Give the material once more, word for word, without any images.

■ **Saved entries**
[start]

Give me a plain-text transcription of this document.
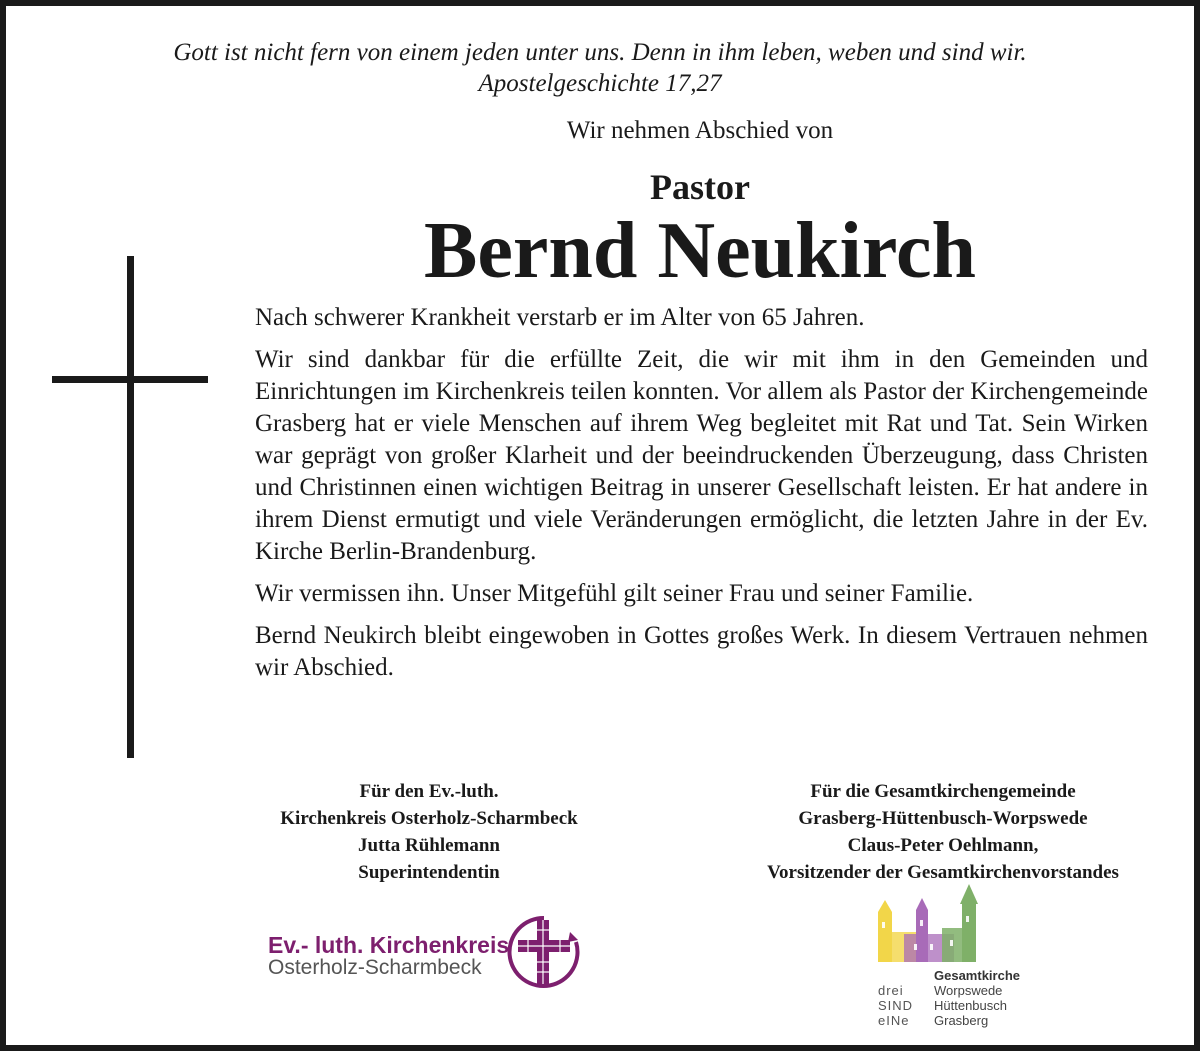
Gott ist nicht fern von einem jeden unter uns. Denn in ihm leben, weben und sind wir.
Apostelgeschichte 17,27
Wir nehmen Abschied von
Pastor
Bernd Neukirch

Nach schwerer Krankheit verstarb er im Alter von 65 Jahren.

Wir sind dankbar für die erfüllte Zeit, die wir mit ihm in den Gemeinden und Einrichtungen im Kirchenkreis teilen konnten. Vor allem als Pastor der Kirchengemeinde Grasberg hat er viele Menschen auf ihrem Weg begleitet mit Rat und Tat. Sein Wirken war geprägt von großer Klarheit und der beeindruckenden Überzeugung, dass Christen und Christinnen einen wichtigen Beitrag in unserer Gesellschaft leisten. Er hat andere in ihrem Dienst ermutigt und viele Veränderungen ermöglicht, die letzten Jahre in der Ev. Kirche Berlin-Brandenburg.

Wir vermissen ihn. Unser Mitgefühl gilt seiner Frau und seiner Familie.

Bernd Neukirch bleibt eingewoben in Gottes großes Werk. In diesem Vertrauen nehmen wir Abschied.

Für den Ev.-luth.
Kirchenkreis Osterholz-Scharmbeck
Jutta Rühlemann
Superintendentin
Für die Gesamtkirchengemeinde
Grasberg-Hüttenbusch-Worpswede
Claus-Peter Oehlmann,
Vorsitzender der Gesamtkirchenvorstandes
Ev.- luth. Kirchenkreis
Osterholz-Scharmbeck	Gesamtkirche
drei Worpswede
SIND Hüttenbusch
eINe Grasberg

[end]

■ **THE SOLUTION**
Give me a plain-text transcription of this document.
Gott ist nicht fern von einem jeden unter uns. Denn in ihm leben, weben und sind wir.
Apostelgeschichte 17,27
Wir nehmen Abschied von
Pastor
Bernd Neukirch

Nach schwerer Krankheit verstarb er im Alter von 65 Jahren.

Wir sind dankbar für die erfüllte Zeit, die wir mit ihm in den Gemeinden und Einrichtungen im Kirchenkreis teilen konnten. Vor allem als Pastor der Kirchengemeinde Grasberg hat er viele Menschen auf ihrem Weg begleitet mit Rat und Tat. Sein Wirken war geprägt von großer Klarheit und der beeindruckenden Überzeugung, dass Christen und Christinnen einen wichtigen Beitrag in unserer Gesellschaft leisten. Er hat andere in ihrem Dienst ermutigt und viele Veränderungen ermöglicht, die letzten Jahre in der Ev. Kirche Berlin-Brandenburg.

Wir vermissen ihn. Unser Mitgefühl gilt seiner Frau und seiner Familie.

Bernd Neukirch bleibt eingewoben in Gottes großes Werk. In diesem Vertrauen nehmen wir Abschied.

Für den Ev.-luth.
Kirchenkreis Osterholz-Scharmbeck
Jutta Rühlemann
Superintendentin
Für die Gesamtkirchengemeinde
Grasberg-Hüttenbusch-Worpswede
Claus-Peter Oehlmann,
Vorsitzender der Gesamtkirchenvorstandes
Ev.- luth. Kirchenkreis
Osterholz-Scharmbeck	Gesamtkirche
drei Worpswede
SIND Hüttenbusch
eINe Grasberg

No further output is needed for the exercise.